(Data items)
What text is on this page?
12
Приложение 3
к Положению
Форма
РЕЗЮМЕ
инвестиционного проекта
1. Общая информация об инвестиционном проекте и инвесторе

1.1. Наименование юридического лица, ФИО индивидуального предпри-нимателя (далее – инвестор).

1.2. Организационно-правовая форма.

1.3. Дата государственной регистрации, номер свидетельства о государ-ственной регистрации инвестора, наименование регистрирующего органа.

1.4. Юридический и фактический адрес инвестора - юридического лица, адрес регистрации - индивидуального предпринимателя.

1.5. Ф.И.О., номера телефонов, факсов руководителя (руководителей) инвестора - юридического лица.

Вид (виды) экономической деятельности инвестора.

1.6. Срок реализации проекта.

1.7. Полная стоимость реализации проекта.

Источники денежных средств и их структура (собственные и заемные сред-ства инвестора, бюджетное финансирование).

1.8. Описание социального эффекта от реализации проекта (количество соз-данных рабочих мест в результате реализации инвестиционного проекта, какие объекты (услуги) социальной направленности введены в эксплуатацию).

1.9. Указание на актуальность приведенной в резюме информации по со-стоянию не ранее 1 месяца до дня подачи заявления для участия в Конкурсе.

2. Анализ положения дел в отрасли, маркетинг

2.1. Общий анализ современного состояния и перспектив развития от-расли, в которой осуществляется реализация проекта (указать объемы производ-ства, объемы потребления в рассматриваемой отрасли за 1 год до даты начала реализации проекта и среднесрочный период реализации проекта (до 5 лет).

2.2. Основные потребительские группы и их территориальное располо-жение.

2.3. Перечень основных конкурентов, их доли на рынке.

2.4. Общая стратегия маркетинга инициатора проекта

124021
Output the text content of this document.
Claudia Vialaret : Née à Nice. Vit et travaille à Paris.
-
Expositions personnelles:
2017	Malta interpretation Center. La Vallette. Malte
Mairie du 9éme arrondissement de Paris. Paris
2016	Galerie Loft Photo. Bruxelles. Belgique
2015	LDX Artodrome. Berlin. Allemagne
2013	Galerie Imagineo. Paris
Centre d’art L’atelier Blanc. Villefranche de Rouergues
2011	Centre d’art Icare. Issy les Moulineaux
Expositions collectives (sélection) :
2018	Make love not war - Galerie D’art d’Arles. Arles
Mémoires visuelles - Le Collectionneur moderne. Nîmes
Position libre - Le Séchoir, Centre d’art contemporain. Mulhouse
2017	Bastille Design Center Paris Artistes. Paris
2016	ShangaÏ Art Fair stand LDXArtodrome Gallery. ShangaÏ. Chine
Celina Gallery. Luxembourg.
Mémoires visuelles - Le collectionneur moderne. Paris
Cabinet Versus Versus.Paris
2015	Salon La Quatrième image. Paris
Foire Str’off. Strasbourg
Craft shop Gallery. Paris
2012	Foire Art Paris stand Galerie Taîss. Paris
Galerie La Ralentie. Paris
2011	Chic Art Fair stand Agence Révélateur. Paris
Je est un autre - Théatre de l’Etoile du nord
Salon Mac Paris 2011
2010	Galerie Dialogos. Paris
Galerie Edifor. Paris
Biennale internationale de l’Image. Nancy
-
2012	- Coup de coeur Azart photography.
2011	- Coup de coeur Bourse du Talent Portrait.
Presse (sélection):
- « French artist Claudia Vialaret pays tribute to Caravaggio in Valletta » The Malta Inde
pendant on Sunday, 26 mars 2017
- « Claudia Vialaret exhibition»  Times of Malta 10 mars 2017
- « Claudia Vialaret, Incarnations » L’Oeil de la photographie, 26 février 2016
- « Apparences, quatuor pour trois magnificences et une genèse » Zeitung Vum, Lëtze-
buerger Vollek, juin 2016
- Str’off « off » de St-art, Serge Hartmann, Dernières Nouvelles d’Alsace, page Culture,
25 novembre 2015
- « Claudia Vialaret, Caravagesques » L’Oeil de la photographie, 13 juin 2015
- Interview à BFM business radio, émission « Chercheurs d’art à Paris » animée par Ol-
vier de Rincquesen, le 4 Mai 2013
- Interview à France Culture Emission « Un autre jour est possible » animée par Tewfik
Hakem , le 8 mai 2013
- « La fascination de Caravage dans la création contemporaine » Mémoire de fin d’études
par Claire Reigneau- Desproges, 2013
---
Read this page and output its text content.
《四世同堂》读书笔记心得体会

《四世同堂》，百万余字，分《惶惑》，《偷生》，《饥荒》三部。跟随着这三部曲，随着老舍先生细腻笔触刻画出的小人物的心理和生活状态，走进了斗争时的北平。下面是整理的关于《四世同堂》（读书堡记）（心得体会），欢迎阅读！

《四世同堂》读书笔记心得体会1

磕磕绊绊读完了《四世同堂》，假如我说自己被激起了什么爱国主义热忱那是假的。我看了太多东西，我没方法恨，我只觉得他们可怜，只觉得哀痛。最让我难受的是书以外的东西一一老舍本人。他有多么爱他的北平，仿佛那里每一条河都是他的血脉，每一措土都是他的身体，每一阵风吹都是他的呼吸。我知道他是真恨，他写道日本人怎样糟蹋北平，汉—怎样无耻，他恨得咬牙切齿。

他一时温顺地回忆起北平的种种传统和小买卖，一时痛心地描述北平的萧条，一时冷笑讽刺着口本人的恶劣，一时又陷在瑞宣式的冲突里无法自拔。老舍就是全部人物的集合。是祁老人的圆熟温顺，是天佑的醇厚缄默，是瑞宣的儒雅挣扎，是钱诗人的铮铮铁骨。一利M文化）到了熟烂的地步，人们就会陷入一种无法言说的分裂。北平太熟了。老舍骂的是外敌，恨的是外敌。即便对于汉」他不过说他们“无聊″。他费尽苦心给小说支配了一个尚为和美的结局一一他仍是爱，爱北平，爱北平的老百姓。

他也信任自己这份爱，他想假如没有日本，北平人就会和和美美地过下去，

- **PROBLEM DESCRIPTION**: Show all lines from the listing above in which "coeur" appears.

- **TASK ANSWER**:
2012	- Coup de coeur Azart photography.
2011	- Coup de coeur Bourse du Talent Portrait.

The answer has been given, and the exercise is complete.